### Quoted text
------

With embedded systems, faster execution of the AES (Advanced Encryption Standard) algorithm is a critical problem. Therefore, many alternative possible ways are to be developed in implementing AES with minimum propagation delay. Over the past two decades, many embedded architectures have been proposed and their performances are evaluated using Field Programmable Gate Arrays and Application Specific Integrated Circuits. Most of these new architectures are based on the variations in S-Box architecture to provide faster execution and less power consumption. Area occupied by AES encryption algorithm is also a constraint on implanting the algorithm in ASIC’s and FPGA’s.
In this research paper, we investigated and proposed a new design methodology for a better AES with faster execution and better area management. In this paper, the new design has been focused on the logic or gate level, rather than looking at the transistor level. Because of this consideration, this new architecture can be applied to numerous applications for the secure transmission and reception. Cryptographic AES algorithm can be implemented in both hardware and software. But thehardware implementation is a good choice in terms of speedof execution and security. Hardware implementation strategy varies based on our necessities. Our new algorithm can be implemented in the e-commerce servers since higher execution speed is a predominant factor in those servers.
After deep investigation it is found that the total time, area occupied and power consumption, it is clear that the S-Box operation in the SubBytes process consumes major part of the total time taken, area occupied and power requirement of the entire AES architecture. Therefore, a change in the S-Box architecture affects the whole AES Encryption and Decryption resource utilization.
There are three different types of architecture for AES hardware implementation.
-
(i).
Looping architecture
-
(ii).
Fully unrolled pipelined architecture
-
(iii).
Deep sub pipelined fully unrolled architecture.

------

### Set exercise 1
In the AES text, which operation takes up the major part of the total time, area, and power of the whole AES architecture?
### Set exercise 2
Name every type of architecture for AES hardware implementation that the AES text lists.
### Set exercise 3
Reproduce the AES text word for word from "There are three" up to and including "fully unrolled architecture.".

Region annotation records:
------

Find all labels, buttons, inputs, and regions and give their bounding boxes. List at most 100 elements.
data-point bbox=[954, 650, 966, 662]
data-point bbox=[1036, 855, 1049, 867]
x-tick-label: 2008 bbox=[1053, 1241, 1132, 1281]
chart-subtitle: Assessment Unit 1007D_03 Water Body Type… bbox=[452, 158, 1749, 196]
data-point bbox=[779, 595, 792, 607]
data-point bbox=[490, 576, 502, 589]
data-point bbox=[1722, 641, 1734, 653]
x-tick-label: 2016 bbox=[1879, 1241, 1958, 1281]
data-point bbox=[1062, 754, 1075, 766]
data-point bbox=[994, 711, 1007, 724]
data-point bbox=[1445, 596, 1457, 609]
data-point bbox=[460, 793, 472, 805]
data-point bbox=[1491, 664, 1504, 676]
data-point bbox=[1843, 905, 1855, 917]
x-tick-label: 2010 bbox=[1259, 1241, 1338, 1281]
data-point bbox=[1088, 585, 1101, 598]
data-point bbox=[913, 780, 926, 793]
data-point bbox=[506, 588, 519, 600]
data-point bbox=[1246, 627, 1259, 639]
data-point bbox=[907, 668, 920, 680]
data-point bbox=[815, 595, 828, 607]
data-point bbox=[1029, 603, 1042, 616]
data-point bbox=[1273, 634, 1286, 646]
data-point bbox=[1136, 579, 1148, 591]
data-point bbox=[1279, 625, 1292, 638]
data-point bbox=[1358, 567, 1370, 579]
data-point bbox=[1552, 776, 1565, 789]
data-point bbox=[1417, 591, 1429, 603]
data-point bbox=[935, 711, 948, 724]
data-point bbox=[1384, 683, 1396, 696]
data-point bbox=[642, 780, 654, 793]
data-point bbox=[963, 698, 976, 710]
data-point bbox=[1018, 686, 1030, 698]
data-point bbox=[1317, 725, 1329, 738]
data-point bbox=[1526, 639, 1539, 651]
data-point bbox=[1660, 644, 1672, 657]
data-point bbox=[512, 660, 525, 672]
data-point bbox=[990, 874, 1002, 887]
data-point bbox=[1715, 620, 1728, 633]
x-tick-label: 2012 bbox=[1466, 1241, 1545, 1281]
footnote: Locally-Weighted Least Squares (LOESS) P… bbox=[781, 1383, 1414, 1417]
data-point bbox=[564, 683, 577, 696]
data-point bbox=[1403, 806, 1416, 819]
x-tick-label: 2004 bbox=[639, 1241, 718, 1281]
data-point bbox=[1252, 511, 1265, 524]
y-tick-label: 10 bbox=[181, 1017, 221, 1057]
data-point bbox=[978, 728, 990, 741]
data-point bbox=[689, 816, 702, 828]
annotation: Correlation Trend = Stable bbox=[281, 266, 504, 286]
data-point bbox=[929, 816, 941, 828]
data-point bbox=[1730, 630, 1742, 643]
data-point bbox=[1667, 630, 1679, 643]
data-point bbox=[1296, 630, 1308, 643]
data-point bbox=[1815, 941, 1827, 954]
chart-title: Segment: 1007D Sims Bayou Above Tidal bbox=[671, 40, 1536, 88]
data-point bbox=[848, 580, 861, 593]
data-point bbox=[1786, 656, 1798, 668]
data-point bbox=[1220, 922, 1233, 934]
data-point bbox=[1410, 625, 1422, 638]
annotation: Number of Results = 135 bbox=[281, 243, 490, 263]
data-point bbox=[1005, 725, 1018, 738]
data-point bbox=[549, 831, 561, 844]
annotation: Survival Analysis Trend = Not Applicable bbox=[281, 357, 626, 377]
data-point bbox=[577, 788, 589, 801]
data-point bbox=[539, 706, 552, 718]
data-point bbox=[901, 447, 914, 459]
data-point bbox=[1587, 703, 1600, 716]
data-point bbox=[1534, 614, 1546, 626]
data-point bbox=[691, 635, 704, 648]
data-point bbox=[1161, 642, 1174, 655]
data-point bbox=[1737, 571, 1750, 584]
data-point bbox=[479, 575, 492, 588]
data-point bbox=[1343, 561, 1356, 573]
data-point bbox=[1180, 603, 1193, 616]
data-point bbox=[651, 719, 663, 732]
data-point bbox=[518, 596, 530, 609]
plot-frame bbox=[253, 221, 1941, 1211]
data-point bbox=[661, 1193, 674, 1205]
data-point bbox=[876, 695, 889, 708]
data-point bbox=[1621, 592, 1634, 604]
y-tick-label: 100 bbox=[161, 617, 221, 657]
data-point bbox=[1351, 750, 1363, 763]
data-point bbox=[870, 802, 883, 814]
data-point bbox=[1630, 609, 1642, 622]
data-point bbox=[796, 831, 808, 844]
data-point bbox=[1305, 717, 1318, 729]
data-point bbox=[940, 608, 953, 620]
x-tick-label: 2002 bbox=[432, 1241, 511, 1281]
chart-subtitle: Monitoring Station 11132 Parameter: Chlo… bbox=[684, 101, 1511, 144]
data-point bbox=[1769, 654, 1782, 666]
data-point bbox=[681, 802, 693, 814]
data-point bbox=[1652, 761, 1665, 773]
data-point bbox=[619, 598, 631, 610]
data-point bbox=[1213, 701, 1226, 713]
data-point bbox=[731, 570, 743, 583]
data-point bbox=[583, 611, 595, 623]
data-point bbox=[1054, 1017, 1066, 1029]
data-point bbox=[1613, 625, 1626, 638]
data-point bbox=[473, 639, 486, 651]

------

### Correct response 1
The S-Box operation in the SubBytes process.

### Correct response 2
Looping architecture; fully unrolled pipelined architecture; deep sub pipelined fully unrolled architecture.

### Correct response 3
There are three different types of architecture for AES hardware implementation.
-
(i).
Looping architecture
-
(ii).
Fully unrolled pipelined architecture
-
(iii).
Deep sub pipelined fully unrolled architecture.